| DATASET EXTRACT |
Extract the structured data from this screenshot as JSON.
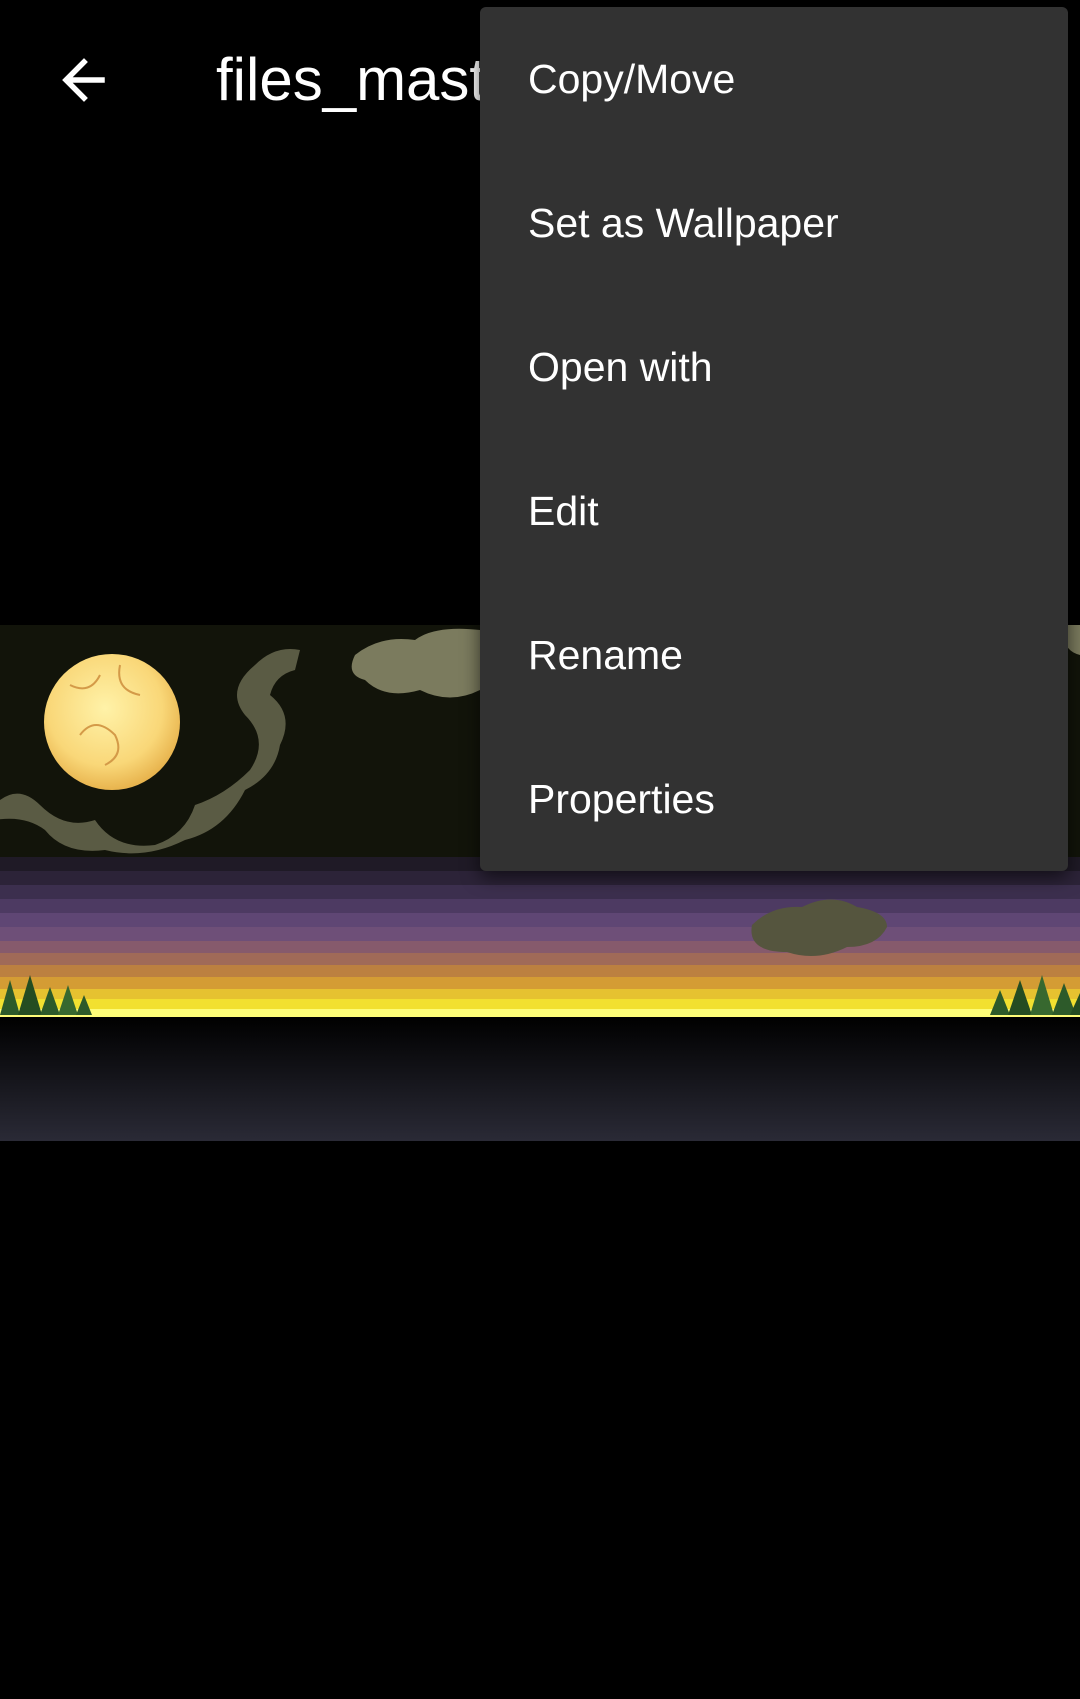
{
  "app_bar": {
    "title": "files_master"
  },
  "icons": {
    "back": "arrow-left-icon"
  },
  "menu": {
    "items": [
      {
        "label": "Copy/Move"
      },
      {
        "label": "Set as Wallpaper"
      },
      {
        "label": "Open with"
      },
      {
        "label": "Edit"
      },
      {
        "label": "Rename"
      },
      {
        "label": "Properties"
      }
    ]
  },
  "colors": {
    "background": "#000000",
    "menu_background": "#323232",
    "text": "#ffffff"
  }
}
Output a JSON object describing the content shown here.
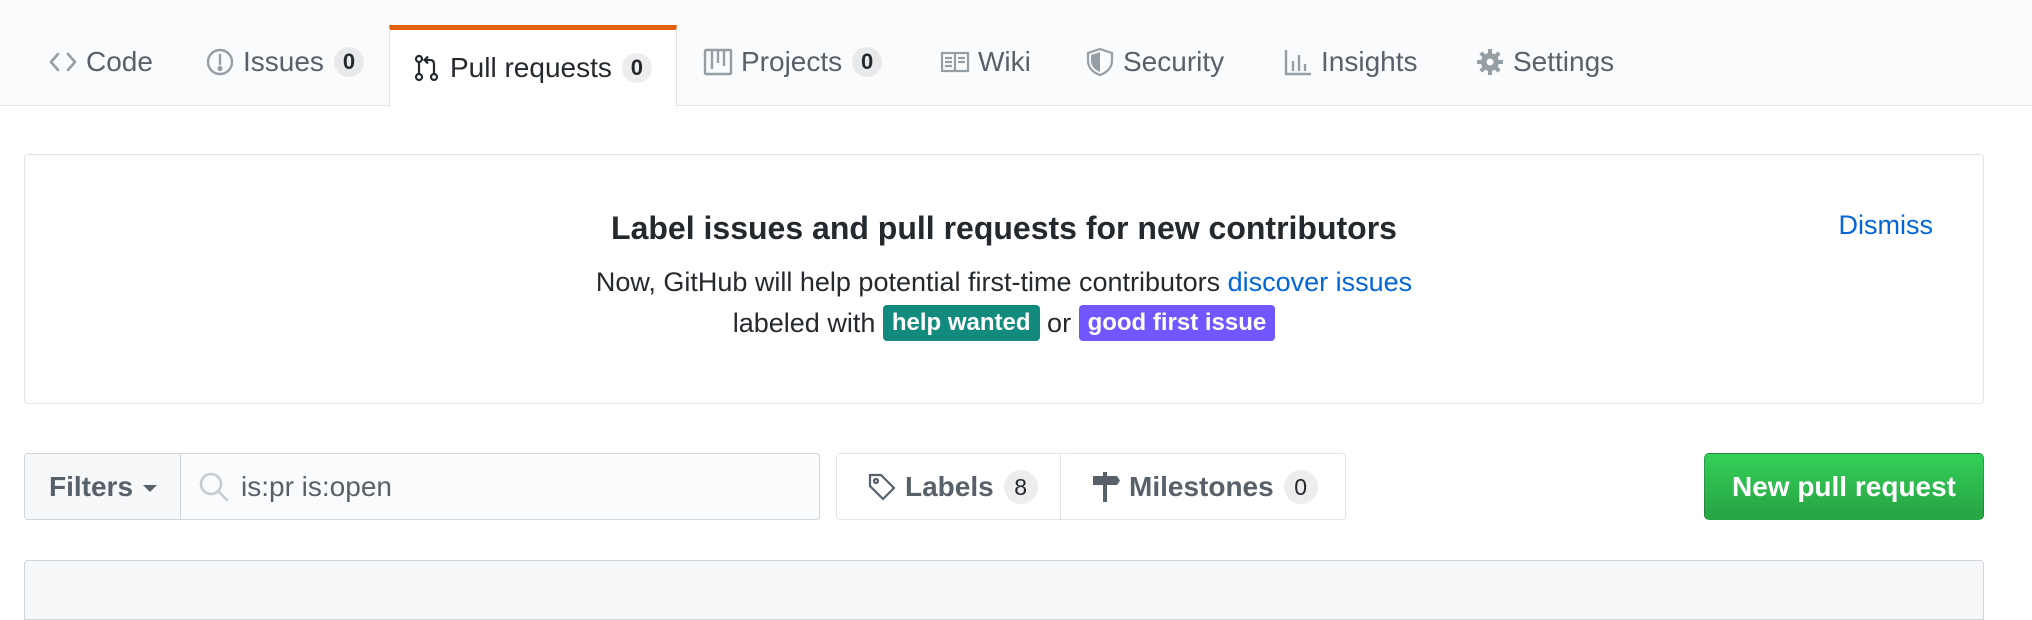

==

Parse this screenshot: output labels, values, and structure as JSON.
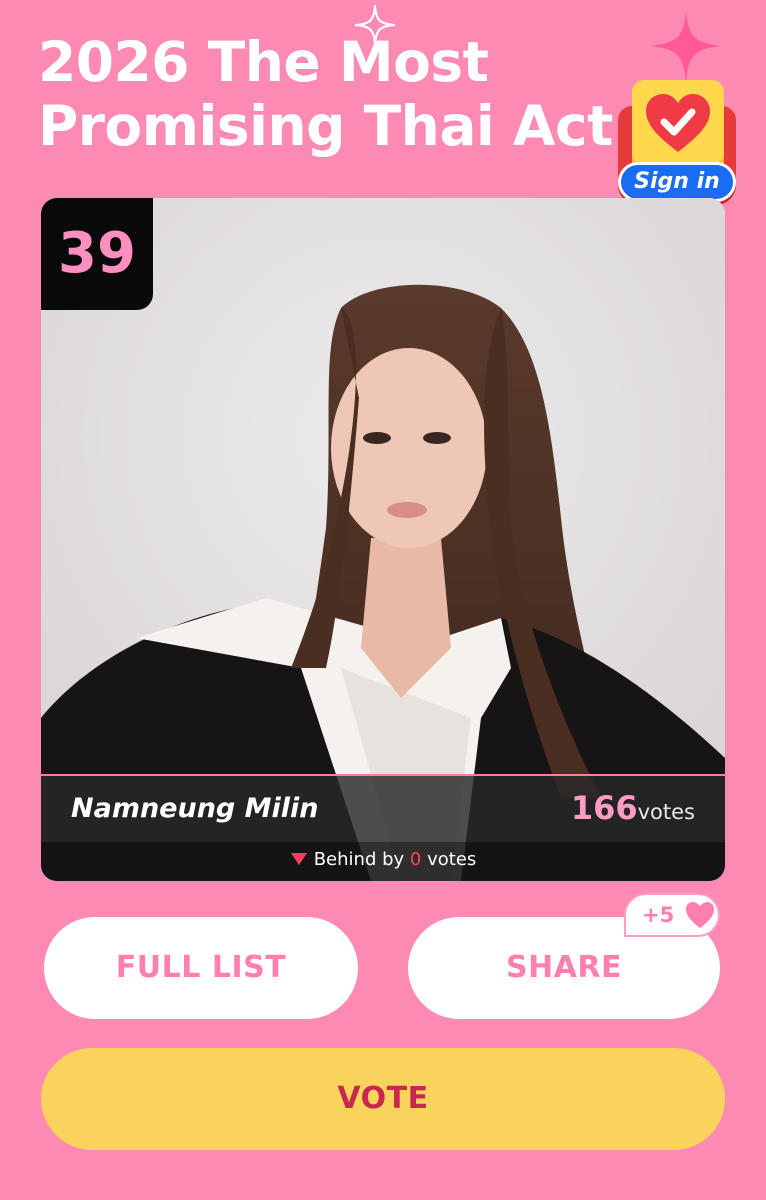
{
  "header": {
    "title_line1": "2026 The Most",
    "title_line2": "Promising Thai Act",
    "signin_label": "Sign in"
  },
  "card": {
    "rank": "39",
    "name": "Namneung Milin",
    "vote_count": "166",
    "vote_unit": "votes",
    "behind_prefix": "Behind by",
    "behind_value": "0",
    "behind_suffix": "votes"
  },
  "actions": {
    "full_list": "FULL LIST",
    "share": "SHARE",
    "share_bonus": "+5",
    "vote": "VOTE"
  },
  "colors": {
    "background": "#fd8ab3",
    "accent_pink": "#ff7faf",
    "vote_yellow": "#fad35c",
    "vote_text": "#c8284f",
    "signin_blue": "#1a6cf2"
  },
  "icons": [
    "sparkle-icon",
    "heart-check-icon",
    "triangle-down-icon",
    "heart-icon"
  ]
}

| WHAT NEEDS TO BE DONE |
Transcribe the lines between the one holding "Extract the structured" and the one holding "Output a JSON", inclusive, and leave out any pictures.

| ANSWER TO THE PROBLEM |
Extract the structured data from this screenshot as JSON.
{
  "app_bar": {
    "title": "files_master"
  },
  "icons": {
    "back": "arrow-left-icon"
  },
  "menu": {
    "items": [
      {
        "label": "Copy/Move"
      },
      {
        "label": "Set as Wallpaper"
      },
      {
        "label": "Open with"
      },
      {
        "label": "Edit"
      },
      {
        "label": "Rename"
      },
      {
        "label": "Properties"
      }
    ]
  },
  "colors": {
    "background": "#000000",
    "menu_background": "#323232",
    "text": "#ffffff"
  }
}
Output a JSON object describing the content shown here.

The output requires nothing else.